In the repmgrd fencing documentation below, which port is pgbouncer assumed to listen on in the demonstration setup?

Passage given:
## Begin

Add documentation for repmgrd failover process and failed node fencing

Addresses GitHub #200.
2026-03-24 07:36:30 +00:00 · 2016-10-05 11:25:36 +09:00
parent eb90f864c9
commit 2fae788bc4
3 changed files with 243 additions and 3 deletions
--- a/docs/repmgrd-node-fencing.md
+++ b/docs/repmgrd-node-fencing.md
@@ -0,0 +1,150 @@
+Fencing a failed master node with repmgrd and pgbouncer
+=======================================================
+
+With automatic failover, it's essential to ensure that a failed master
+remains inaccessible to your application, even if it comes back online
+again, to avoid a split-brain situation.
+
+By using `pgbouncer` together with `repmgrd`, it's possible to combine
+automatic failover with a process to isolate the failed master from
+your application and ensure that all connections which should go to
+the master are directed there smoothly without having to reconfigure
+your application. (Note that as a connection pooler, `pgbouncer` can
+benefit your application in other ways, but those are beyond the scope
+of this document).
+
+* * *
+
+> *WARNING*: automatic failover is tricky to get right. This document
+> demonstrates one possible implementation method, however you should
+> carefully configure and test any setup to suit the needs of your own
+> replication cluster/application.
+
+* * *
+
+In a failover situation, `repmgrd` promotes a standby to master by
+executing the command defined in `promote_command`. Normally this
+would be something like:
+
+    repmgr standby promote -f /etc/repmgr.conf
+
+By wrapping this in a custom script which adjusts the `pgbouncer`
+configuration on all nodes, it's possible to fence the failed master
+and redirect write connections to the new master.
+
+The script consists of three sections:
+
+* commands to pause `pgbouncer` on all nodes
+* the promotion command itself
+* commands to reconfigure and restart `pgbouncer` on all nodes
+
+Note that it requires password-less SSH access between all nodes to be
+able to update the `pgbouncer` configuration files.
+
+For the purposes of this demonstration, we'll assume there are 3 nodes
+(master and two standbys), with `pgbouncer` listening on port 6432
+handling connections to a database called `appdb`. The `postgres`
+system user must have write access to the `pgbouncer` configuration
+file on all nodes, assumed to be at `/etc/pgbouncer.ini`.

## End

Stored rows:
## Begin

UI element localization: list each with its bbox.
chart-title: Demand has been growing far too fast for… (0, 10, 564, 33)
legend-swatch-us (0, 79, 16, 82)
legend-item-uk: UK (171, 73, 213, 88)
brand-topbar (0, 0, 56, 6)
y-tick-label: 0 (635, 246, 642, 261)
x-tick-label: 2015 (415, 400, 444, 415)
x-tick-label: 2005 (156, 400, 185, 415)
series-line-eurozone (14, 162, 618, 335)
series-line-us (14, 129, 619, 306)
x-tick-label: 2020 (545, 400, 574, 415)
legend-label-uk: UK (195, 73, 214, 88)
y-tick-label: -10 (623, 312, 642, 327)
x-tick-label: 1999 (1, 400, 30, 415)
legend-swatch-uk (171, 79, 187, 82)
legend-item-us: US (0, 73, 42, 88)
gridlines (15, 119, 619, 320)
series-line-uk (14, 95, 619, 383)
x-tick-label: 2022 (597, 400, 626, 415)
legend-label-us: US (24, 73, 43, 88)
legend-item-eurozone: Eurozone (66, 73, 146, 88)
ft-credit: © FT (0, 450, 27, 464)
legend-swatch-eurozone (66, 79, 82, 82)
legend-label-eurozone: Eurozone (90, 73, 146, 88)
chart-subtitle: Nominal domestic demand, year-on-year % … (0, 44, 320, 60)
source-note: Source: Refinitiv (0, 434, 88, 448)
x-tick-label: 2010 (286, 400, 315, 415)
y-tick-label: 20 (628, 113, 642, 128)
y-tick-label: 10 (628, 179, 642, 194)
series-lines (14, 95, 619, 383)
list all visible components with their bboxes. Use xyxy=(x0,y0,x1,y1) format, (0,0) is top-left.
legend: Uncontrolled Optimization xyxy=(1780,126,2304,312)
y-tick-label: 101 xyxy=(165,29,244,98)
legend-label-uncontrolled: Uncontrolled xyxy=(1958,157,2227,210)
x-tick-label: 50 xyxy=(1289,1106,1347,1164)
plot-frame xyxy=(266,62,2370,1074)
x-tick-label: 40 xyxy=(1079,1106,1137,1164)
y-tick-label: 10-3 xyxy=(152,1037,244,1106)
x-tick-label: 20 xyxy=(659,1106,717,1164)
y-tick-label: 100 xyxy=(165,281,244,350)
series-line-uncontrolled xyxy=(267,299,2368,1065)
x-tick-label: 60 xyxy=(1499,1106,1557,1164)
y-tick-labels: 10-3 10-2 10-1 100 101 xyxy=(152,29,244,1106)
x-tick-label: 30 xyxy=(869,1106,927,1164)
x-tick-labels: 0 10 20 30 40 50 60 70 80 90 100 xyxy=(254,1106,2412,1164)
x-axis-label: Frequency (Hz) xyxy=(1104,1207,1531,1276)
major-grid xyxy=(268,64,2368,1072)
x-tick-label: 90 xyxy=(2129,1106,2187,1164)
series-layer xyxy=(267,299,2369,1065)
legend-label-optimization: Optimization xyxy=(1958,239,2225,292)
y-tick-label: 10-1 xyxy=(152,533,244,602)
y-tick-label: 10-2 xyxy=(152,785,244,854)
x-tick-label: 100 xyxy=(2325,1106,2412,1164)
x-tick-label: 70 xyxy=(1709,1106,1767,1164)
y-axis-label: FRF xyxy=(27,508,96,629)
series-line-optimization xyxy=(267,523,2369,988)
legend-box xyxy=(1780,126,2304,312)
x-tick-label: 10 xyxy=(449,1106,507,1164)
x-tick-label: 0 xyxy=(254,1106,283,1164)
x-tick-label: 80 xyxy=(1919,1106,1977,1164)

## End

Task output:
Port 6432.